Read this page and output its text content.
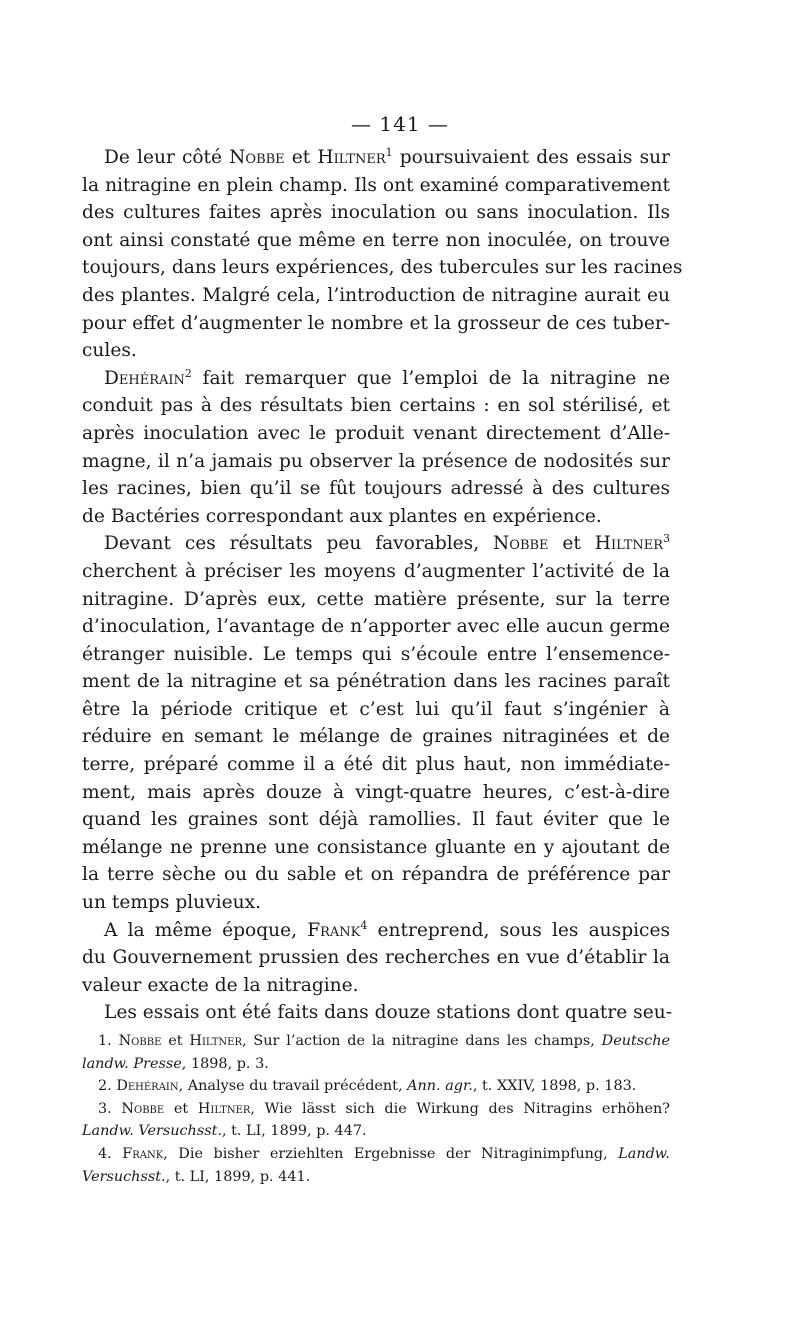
— 141 —
De leur côté Nobbe et Hiltner$^1$ poursuivaient des essais sur
la nitragine en plein champ. Ils ont examiné comparativement
des cultures faites après inoculation ou sans inoculation. Ils
ont ainsi constaté que même en terre non inoculée, on trouve
toujours, dans leurs expériences, des tubercules sur les racines
des plantes. Malgré cela, l’introduction de nitragine aurait eu
pour effet d’augmenter le nombre et la grosseur de ces tuber-
cules.
Dehérain$^2$ fait remarquer que l’emploi de la nitragine ne
conduit pas à des résultats bien certains : en sol stérilisé, et
après inoculation avec le produit venant directement d’Alle-
magne, il n’a jamais pu observer la présence de nodosités sur
les racines, bien qu’il se fût toujours adressé à des cultures
de Bactéries correspondant aux plantes en expérience.
Devant ces résultats peu favorables, Nobbe et Hiltner$^3$
cherchent à préciser les moyens d’augmenter l’activité de la
nitragine. D’après eux, cette matière présente, sur la terre
d’inoculation, l’avantage de n’apporter avec elle aucun germe
étranger nuisible. Le temps qui s’écoule entre l’ensemence-
ment de la nitragine et sa pénétration dans les racines paraît
être la période critique et c’est lui qu’il faut s’ingénier à
réduire en semant le mélange de graines nitraginées et de
terre, préparé comme il a été dit plus haut, non immédiate-
ment, mais après douze à vingt-quatre heures, c’est-à-dire
quand les graines sont déjà ramollies. Il faut éviter que le
mélange ne prenne une consistance gluante en y ajoutant de
la terre sèche ou du sable et on répandra de préférence par
un temps pluvieux.
A la même époque, Frank$^4$ entreprend, sous les auspices
du Gouvernement prussien des recherches en vue d’établir la
valeur exacte de la nitragine.
Les essais ont été faits dans douze stations dont quatre seu-
1. Nobbe et Hiltner, Sur l’action de la nitragine dans les champs, Deutsche
landw. Presse, 1898, p. 3.
2. Dehérain, Analyse du travail précédent, Ann. agr., t. XXIV, 1898, p. 183.
3. Nobbe et Hiltner, Wie lässt sich die Wirkung des Nitragins erhöhen?
Landw. Versuchsst., t. LI, 1899, p. 447.
4. Frank, Die bisher erziehlten Ergebnisse der Nitraginimpfung, Landw.
Versuchsst., t. LI, 1899, p. 441.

**WHAT THE TASK ASKS:**
Copy every line above that includes the string "essais".

**EXERCISE SOLUTION:**
De leur côté Nobbe et Hiltner$^1$ poursuivaient des essais sur
Les essais ont été faits dans douze stations dont quatre seu-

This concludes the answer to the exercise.